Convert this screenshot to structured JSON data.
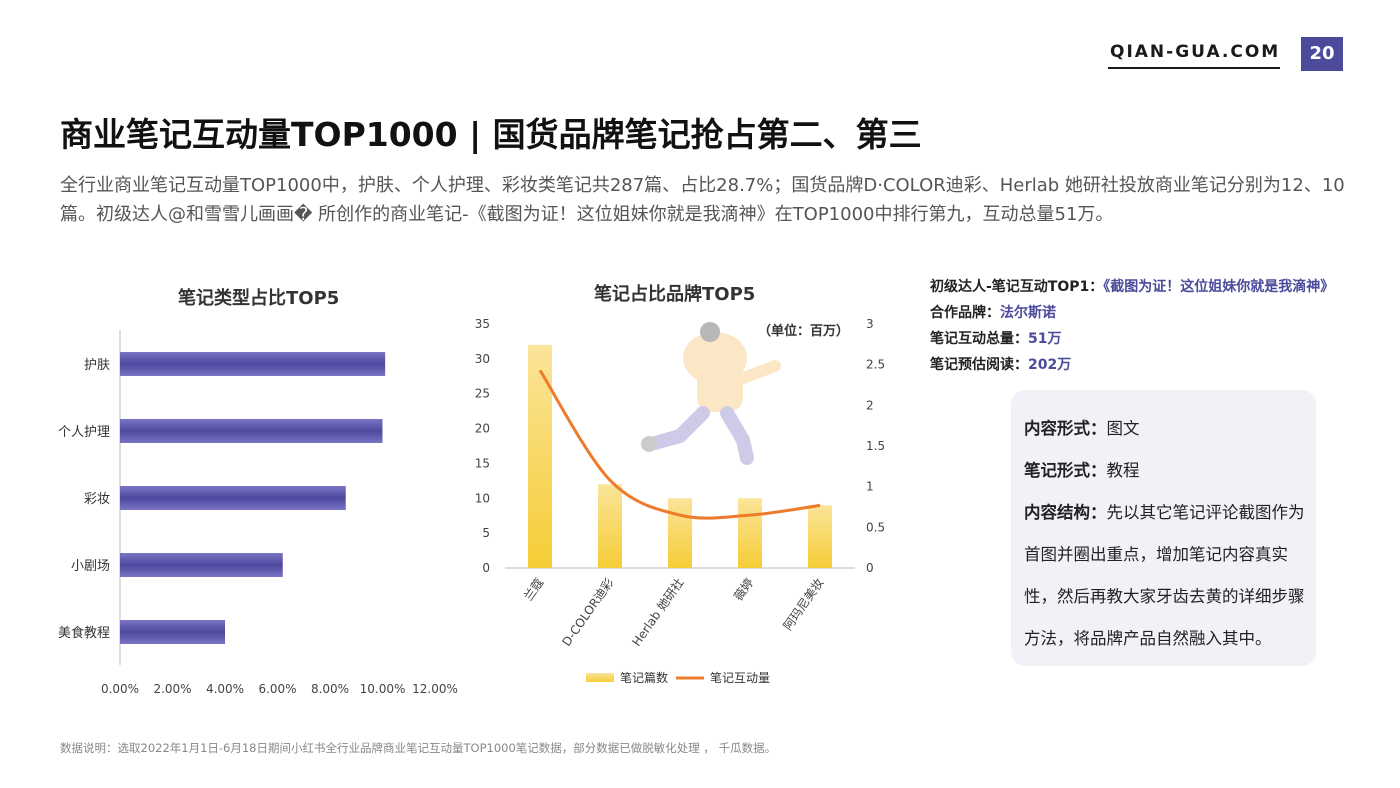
{
  "header": {
    "brand": "QIAN-GUA.COM",
    "page_number": "20"
  },
  "title": "商业笔记互动量TOP1000 | 国货品牌笔记抢占第二、第三",
  "summary": "全行业商业笔记互动量TOP1000中，护肤、个人护理、彩妆类笔记共287篇、占比28.7%；国货品牌D·COLOR迪彩、Herlab 她研社投放商业笔记分别为12、10篇。初级达人@和雪雪儿画画� 所创作的商业笔记-《截图为证！这位姐妹你就是我滴神》在TOP1000中排行第九，互动总量51万。",
  "chart_data": [
    {
      "type": "bar",
      "orientation": "horizontal",
      "title": "笔记类型占比TOP5",
      "categories": [
        "护肤",
        "个人护理",
        "彩妆",
        "小剧场",
        "美食教程"
      ],
      "values": [
        0.101,
        0.1,
        0.086,
        0.062,
        0.04
      ],
      "xlim": [
        0,
        0.12
      ],
      "x_ticks": [
        "0.00%",
        "2.00%",
        "4.00%",
        "6.00%",
        "8.00%",
        "10.00%",
        "12.00%"
      ],
      "color": "#5a53a8"
    },
    {
      "type": "bar",
      "title": "笔记占比品牌TOP5",
      "unit_note": "（单位：百万）",
      "categories": [
        "兰蔻",
        "D-COLOR迪彩",
        "Herlab 她研社",
        "薇婷",
        "阿玛尼美妆"
      ],
      "series": [
        {
          "name": "笔记篇数",
          "type": "bar",
          "axis": "left",
          "values": [
            32,
            12,
            10,
            10,
            9
          ],
          "color": "#f7d04e"
        },
        {
          "name": "笔记互动量",
          "type": "line",
          "axis": "right",
          "values": [
            2.43,
            1.08,
            0.65,
            0.65,
            0.77
          ],
          "color": "#ec7b2c"
        }
      ],
      "ylim_left": [
        0,
        35
      ],
      "y_ticks_left": [
        "0",
        "5",
        "10",
        "15",
        "20",
        "25",
        "30",
        "35"
      ],
      "ylim_right": [
        0,
        3
      ],
      "y_ticks_right": [
        "0",
        "0.5",
        "1",
        "1.5",
        "2",
        "2.5",
        "3"
      ],
      "legend": "bottom"
    }
  ],
  "stats": [
    {
      "label": "初级达人-笔记互动TOP1：",
      "value": "《截图为证！这位姐妹你就是我滴神》"
    },
    {
      "label": "合作品牌：",
      "value": "法尔斯诺"
    },
    {
      "label": "笔记互动总量：",
      "value": "51万"
    },
    {
      "label": "笔记预估阅读：",
      "value": "202万"
    }
  ],
  "card": {
    "form_label": "内容形式：",
    "form_value": "图文",
    "type_label": "笔记形式：",
    "type_value": "教程",
    "structure_label": "内容结构：",
    "structure_value": "先以其它笔记评论截图作为首图并圈出重点，增加笔记内容真实性，然后再教大家牙齿去黄的详细步骤方法，将品牌产品自然融入其中。"
  },
  "footnote": "数据说明：选取2022年1月1日-6月18日期间小红书全行业品牌商业笔记互动量TOP1000笔记数据，部分数据已做脱敏化处理 ， 千瓜数据。"
}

·····

> _What the exercise asks_:
Transcribe all of the records above character for character. Exclude the pictures.

> _Written response_:
Convert this screenshot to structured JSON data.
{
  "header": {
    "brand": "QIAN-GUA.COM",
    "page_number": "20"
  },
  "title": "商业笔记互动量TOP1000 | 国货品牌笔记抢占第二、第三",
  "summary": "全行业商业笔记互动量TOP1000中，护肤、个人护理、彩妆类笔记共287篇、占比28.7%；国货品牌D·COLOR迪彩、Herlab 她研社投放商业笔记分别为12、10篇。初级达人@和雪雪儿画画� 所创作的商业笔记-《截图为证！这位姐妹你就是我滴神》在TOP1000中排行第九，互动总量51万。",
  "chart_data": [
    {
      "type": "bar",
      "orientation": "horizontal",
      "title": "笔记类型占比TOP5",
      "categories": [
        "护肤",
        "个人护理",
        "彩妆",
        "小剧场",
        "美食教程"
      ],
      "values": [
        0.101,
        0.1,
        0.086,
        0.062,
        0.04
      ],
      "xlim": [
        0,
        0.12
      ],
      "x_ticks": [
        "0.00%",
        "2.00%",
        "4.00%",
        "6.00%",
        "8.00%",
        "10.00%",
        "12.00%"
      ],
      "color": "#5a53a8"
    },
    {
      "type": "bar",
      "title": "笔记占比品牌TOP5",
      "unit_note": "（单位：百万）",
      "categories": [
        "兰蔻",
        "D-COLOR迪彩",
        "Herlab 她研社",
        "薇婷",
        "阿玛尼美妆"
      ],
      "series": [
        {
          "name": "笔记篇数",
          "type": "bar",
          "axis": "left",
          "values": [
            32,
            12,
            10,
            10,
            9
          ],
          "color": "#f7d04e"
        },
        {
          "name": "笔记互动量",
          "type": "line",
          "axis": "right",
          "values": [
            2.43,
            1.08,
            0.65,
            0.65,
            0.77
          ],
          "color": "#ec7b2c"
        }
      ],
      "ylim_left": [
        0,
        35
      ],
      "y_ticks_left": [
        "0",
        "5",
        "10",
        "15",
        "20",
        "25",
        "30",
        "35"
      ],
      "ylim_right": [
        0,
        3
      ],
      "y_ticks_right": [
        "0",
        "0.5",
        "1",
        "1.5",
        "2",
        "2.5",
        "3"
      ],
      "legend": "bottom"
    }
  ],
  "stats": [
    {
      "label": "初级达人-笔记互动TOP1：",
      "value": "《截图为证！这位姐妹你就是我滴神》"
    },
    {
      "label": "合作品牌：",
      "value": "法尔斯诺"
    },
    {
      "label": "笔记互动总量：",
      "value": "51万"
    },
    {
      "label": "笔记预估阅读：",
      "value": "202万"
    }
  ],
  "card": {
    "form_label": "内容形式：",
    "form_value": "图文",
    "type_label": "笔记形式：",
    "type_value": "教程",
    "structure_label": "内容结构：",
    "structure_value": "先以其它笔记评论截图作为首图并圈出重点，增加笔记内容真实性，然后再教大家牙齿去黄的详细步骤方法，将品牌产品自然融入其中。"
  },
  "footnote": "数据说明：选取2022年1月1日-6月18日期间小红书全行业品牌商业笔记互动量TOP1000笔记数据，部分数据已做脱敏化处理 ， 千瓜数据。"
}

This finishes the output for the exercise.